Pick out every line in the listing below that contains the string "groups", treating uppercase and lowercase as different, and copy each of those lines.

───── Dataset records ─────

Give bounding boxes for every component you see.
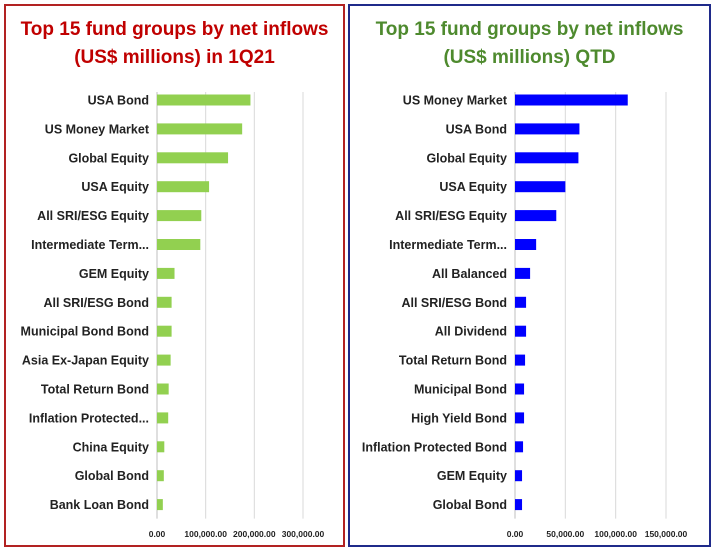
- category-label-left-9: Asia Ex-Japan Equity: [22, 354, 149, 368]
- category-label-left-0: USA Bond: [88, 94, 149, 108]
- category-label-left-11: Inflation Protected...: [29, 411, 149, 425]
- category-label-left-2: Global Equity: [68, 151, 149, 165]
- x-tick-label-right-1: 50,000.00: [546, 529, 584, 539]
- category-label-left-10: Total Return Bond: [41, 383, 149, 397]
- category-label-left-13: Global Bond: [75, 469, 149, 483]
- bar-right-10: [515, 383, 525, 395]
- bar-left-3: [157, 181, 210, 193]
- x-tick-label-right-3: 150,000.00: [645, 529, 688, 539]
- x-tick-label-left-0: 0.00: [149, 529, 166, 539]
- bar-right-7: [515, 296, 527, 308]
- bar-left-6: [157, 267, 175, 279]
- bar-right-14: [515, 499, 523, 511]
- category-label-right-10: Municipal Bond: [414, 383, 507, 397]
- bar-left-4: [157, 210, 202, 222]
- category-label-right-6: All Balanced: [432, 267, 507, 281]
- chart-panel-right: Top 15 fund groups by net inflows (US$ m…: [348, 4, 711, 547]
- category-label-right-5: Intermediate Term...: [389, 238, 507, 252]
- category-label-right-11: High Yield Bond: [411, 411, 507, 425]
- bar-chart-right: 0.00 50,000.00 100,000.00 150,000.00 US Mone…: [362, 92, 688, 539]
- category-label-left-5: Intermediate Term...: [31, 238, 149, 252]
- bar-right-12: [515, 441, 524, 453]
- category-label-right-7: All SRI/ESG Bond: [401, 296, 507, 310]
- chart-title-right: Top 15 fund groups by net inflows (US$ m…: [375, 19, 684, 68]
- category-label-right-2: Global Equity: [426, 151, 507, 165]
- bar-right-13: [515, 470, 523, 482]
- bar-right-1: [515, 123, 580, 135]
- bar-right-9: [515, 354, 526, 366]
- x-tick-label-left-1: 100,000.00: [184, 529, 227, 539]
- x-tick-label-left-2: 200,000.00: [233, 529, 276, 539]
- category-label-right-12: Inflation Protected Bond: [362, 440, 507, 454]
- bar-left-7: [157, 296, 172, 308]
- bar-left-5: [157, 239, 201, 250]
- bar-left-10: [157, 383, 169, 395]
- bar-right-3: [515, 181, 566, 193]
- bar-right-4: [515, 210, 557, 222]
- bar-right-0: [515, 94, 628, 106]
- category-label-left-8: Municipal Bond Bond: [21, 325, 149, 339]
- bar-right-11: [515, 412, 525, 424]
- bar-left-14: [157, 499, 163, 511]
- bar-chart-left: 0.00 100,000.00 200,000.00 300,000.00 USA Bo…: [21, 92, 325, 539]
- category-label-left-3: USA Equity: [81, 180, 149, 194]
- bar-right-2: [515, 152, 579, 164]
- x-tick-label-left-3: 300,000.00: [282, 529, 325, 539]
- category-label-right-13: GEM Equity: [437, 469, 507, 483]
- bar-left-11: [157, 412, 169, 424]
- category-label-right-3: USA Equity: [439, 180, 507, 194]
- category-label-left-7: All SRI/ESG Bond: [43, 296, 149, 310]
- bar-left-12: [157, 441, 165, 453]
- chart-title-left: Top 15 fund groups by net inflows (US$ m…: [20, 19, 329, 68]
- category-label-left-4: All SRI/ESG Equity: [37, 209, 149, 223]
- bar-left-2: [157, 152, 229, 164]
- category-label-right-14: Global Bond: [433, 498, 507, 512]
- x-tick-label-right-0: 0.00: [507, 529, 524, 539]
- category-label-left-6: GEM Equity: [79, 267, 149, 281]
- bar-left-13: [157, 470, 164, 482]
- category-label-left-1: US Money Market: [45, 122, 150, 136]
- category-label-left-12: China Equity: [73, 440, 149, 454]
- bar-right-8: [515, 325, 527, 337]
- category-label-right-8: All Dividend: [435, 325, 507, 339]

─────

#### Exercise response
- chart-panel-right: Top 15 fund groups by net inflows (US$ m…: [348, 4, 711, 547]
- chart-title-right: Top 15 fund groups by net inflows (US$ m…: [375, 19, 684, 68]
- chart-title-left: Top 15 fund groups by net inflows (US$ m…: [20, 19, 329, 68]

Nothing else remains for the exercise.